Available data:
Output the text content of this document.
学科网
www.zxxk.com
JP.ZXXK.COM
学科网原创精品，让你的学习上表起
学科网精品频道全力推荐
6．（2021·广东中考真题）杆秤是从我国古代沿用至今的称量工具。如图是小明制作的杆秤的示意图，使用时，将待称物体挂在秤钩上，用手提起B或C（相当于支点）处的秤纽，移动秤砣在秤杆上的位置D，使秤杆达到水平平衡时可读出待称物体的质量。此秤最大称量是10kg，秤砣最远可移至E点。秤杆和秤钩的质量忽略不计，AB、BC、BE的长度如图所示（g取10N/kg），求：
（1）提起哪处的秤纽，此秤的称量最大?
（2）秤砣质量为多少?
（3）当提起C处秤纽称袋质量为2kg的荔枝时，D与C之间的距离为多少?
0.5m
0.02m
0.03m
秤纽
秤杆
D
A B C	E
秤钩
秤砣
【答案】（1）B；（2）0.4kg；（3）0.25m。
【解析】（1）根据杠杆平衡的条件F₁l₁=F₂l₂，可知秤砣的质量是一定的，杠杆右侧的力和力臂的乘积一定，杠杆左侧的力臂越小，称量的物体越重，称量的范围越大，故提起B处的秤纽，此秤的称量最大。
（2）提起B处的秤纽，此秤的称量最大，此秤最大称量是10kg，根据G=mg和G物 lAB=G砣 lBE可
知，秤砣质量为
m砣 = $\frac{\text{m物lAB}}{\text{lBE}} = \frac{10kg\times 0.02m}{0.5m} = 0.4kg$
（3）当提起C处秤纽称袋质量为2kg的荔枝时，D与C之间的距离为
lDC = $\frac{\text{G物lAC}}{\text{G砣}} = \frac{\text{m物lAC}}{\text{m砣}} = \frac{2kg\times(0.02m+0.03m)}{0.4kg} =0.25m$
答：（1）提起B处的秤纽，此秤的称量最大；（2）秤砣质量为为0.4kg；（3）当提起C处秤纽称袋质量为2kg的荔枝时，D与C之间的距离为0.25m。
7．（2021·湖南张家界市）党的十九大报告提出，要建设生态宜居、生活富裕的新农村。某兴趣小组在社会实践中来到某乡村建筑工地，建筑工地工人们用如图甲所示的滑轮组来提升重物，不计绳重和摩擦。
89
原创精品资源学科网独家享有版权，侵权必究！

Your objective: Can you restate every record above word for word?

Solved exercise:
Output the text content of this document.
学科网
www.zxxk.com
JP.ZXXK.COM
学科网原创精品，让你的学习上表起
学科网精品频道全力推荐
6．（2021·广东中考真题）杆秤是从我国古代沿用至今的称量工具。如图是小明制作的杆秤的示意图，使用时，将待称物体挂在秤钩上，用手提起B或C（相当于支点）处的秤纽，移动秤砣在秤杆上的位置D，使秤杆达到水平平衡时可读出待称物体的质量。此秤最大称量是10kg，秤砣最远可移至E点。秤杆和秤钩的质量忽略不计，AB、BC、BE的长度如图所示（g取10N/kg），求：
（1）提起哪处的秤纽，此秤的称量最大?
（2）秤砣质量为多少?
（3）当提起C处秤纽称袋质量为2kg的荔枝时，D与C之间的距离为多少?
0.5m
0.02m
0.03m
秤纽
秤杆
D
A B C	E
秤钩
秤砣
【答案】（1）B；（2）0.4kg；（3）0.25m。
【解析】（1）根据杠杆平衡的条件F₁l₁=F₂l₂，可知秤砣的质量是一定的，杠杆右侧的力和力臂的乘积一定，杠杆左侧的力臂越小，称量的物体越重，称量的范围越大，故提起B处的秤纽，此秤的称量最大。
（2）提起B处的秤纽，此秤的称量最大，此秤最大称量是10kg，根据G=mg和G物 lAB=G砣 lBE可
知，秤砣质量为
m砣 = $\frac{\text{m物lAB}}{\text{lBE}} = \frac{10kg\times 0.02m}{0.5m} = 0.4kg$
（3）当提起C处秤纽称袋质量为2kg的荔枝时，D与C之间的距离为
lDC = $\frac{\text{G物lAC}}{\text{G砣}} = \frac{\text{m物lAC}}{\text{m砣}} = \frac{2kg\times(0.02m+0.03m)}{0.4kg} =0.25m$
答：（1）提起B处的秤纽，此秤的称量最大；（2）秤砣质量为为0.4kg；（3）当提起C处秤纽称袋质量为2kg的荔枝时，D与C之间的距离为0.25m。
7．（2021·湖南张家界市）党的十九大报告提出，要建设生态宜居、生活富裕的新农村。某兴趣小组在社会实践中来到某乡村建筑工地，建筑工地工人们用如图甲所示的滑轮组来提升重物，不计绳重和摩擦。
89
原创精品资源学科网独家享有版权，侵权必究！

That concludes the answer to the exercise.